=== ROWS ===
-- START --

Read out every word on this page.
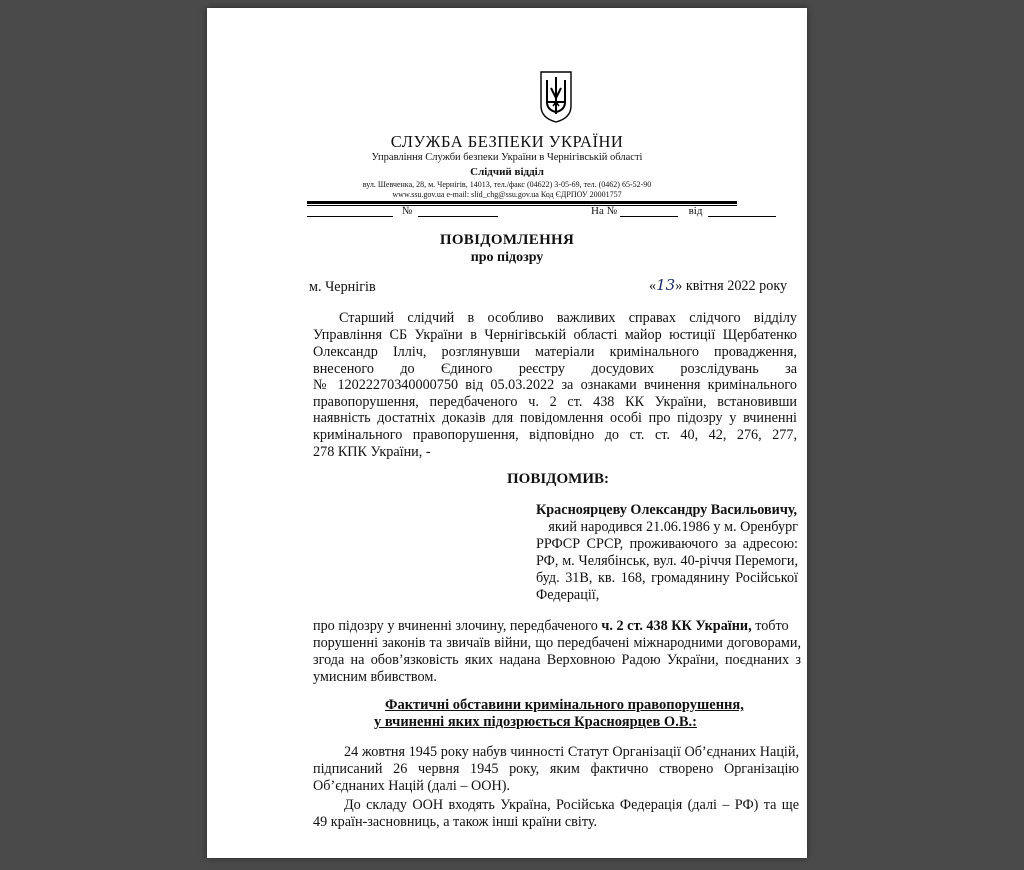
СЛУЖБА БЕЗПЕКИ УКРАЇНИ
Управління Служби безпеки України в Чернігівській області
Слідчий відділ
вул. Шевченка, 28, м. Чернігів, 14013, тел./факс (04622) 3-05-69, тел. (0462) 65-52-90
www.ssu.gov.ua e-mail: slid_chg@ssu.gov.ua Код ЄДРПОУ 20001757
№	На №	від
ПОВІДОМЛЕННЯ
про підозру
м. Чернігів	«13» квітня 2022 року
Старший слідчий в особливо важливих справах слідчого відділу
Управління СБ України в Чернігівській області майор юстиції Щербатенко
Олександр Ілліч, розглянувши матеріали кримінального провадження,
внесеного до Єдиного реєстру досудових розслідувань за
№ 12022270340000750 від 05.03.2022 за ознаками вчинення кримінального
правопорушення, передбаченого ч. 2 ст. 438 КК України, встановивши
наявність достатніх доказів для повідомлення особі про підозру у вчиненні
кримінального правопорушення, відповідно до ст. ст. 40, 42, 276, 277,
278 КПК України, -
ПОВІДОМИВ:
Красноярцеву Олександру Васильовичу,
який народився 21.06.1986 у м. Оренбург
РРФСР СРСР, проживаючого за адресою:
РФ, м. Челябінськ, вул. 40-річчя Перемоги,
буд. 31В, кв. 168, громадянину Російської
Федерації,
про підозру у вчиненні злочину, передбаченого ч. 2 ст. 438 КК України, тобто
порушенні законів та звичаїв війни, що передбачені міжнародними договорами,
згода на обов’язковість яких надана Верховною Радою України, поєднаних з
умисним вбивством.
Фактичні обставини кримінального правопорушення,
у вчиненні яких підозрюється Красноярцев О.В.:
24 жовтня 1945 року набув чинності Статут Організації Об’єднаних Націй,
підписаний 26 червня 1945 року, яким фактично створено Організацію
Об’єднаних Націй (далі – ООН).
До складу ООН входять Україна, Російська Федерація (далі – РФ) та ще
49 країн-засновниць, а також інші країни світу.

-- END --

=== INSTRUCTIONS TO FOLLOW ===
Using the records above, output their complete text exactly, minus any images.

=== EXERCISE SOLUTION ===
Read out every word on this page.
СЛУЖБА БЕЗПЕКИ УКРАЇНИ
Управління Служби безпеки України в Чернігівській області
Слідчий відділ
вул. Шевченка, 28, м. Чернігів, 14013, тел./факс (04622) 3-05-69, тел. (0462) 65-52-90
www.ssu.gov.ua e-mail: slid_chg@ssu.gov.ua Код ЄДРПОУ 20001757
№	На №	від
ПОВІДОМЛЕННЯ
про підозру
м. Чернігів	«13» квітня 2022 року
Старший слідчий в особливо важливих справах слідчого відділу
Управління СБ України в Чернігівській області майор юстиції Щербатенко
Олександр Ілліч, розглянувши матеріали кримінального провадження,
внесеного до Єдиного реєстру досудових розслідувань за
№ 12022270340000750 від 05.03.2022 за ознаками вчинення кримінального
правопорушення, передбаченого ч. 2 ст. 438 КК України, встановивши
наявність достатніх доказів для повідомлення особі про підозру у вчиненні
кримінального правопорушення, відповідно до ст. ст. 40, 42, 276, 277,
278 КПК України, -
ПОВІДОМИВ:
Красноярцеву Олександру Васильовичу,
який народився 21.06.1986 у м. Оренбург
РРФСР СРСР, проживаючого за адресою:
РФ, м. Челябінськ, вул. 40-річчя Перемоги,
буд. 31В, кв. 168, громадянину Російської
Федерації,
про підозру у вчиненні злочину, передбаченого ч. 2 ст. 438 КК України, тобто
порушенні законів та звичаїв війни, що передбачені міжнародними договорами,
згода на обов’язковість яких надана Верховною Радою України, поєднаних з
умисним вбивством.
Фактичні обставини кримінального правопорушення,
у вчиненні яких підозрюється Красноярцев О.В.:
24 жовтня 1945 року набув чинності Статут Організації Об’єднаних Націй,
підписаний 26 червня 1945 року, яким фактично створено Організацію
Об’єднаних Націй (далі – ООН).
До складу ООН входять Україна, Російська Федерація (далі – РФ) та ще
49 країн-засновниць, а також інші країни світу.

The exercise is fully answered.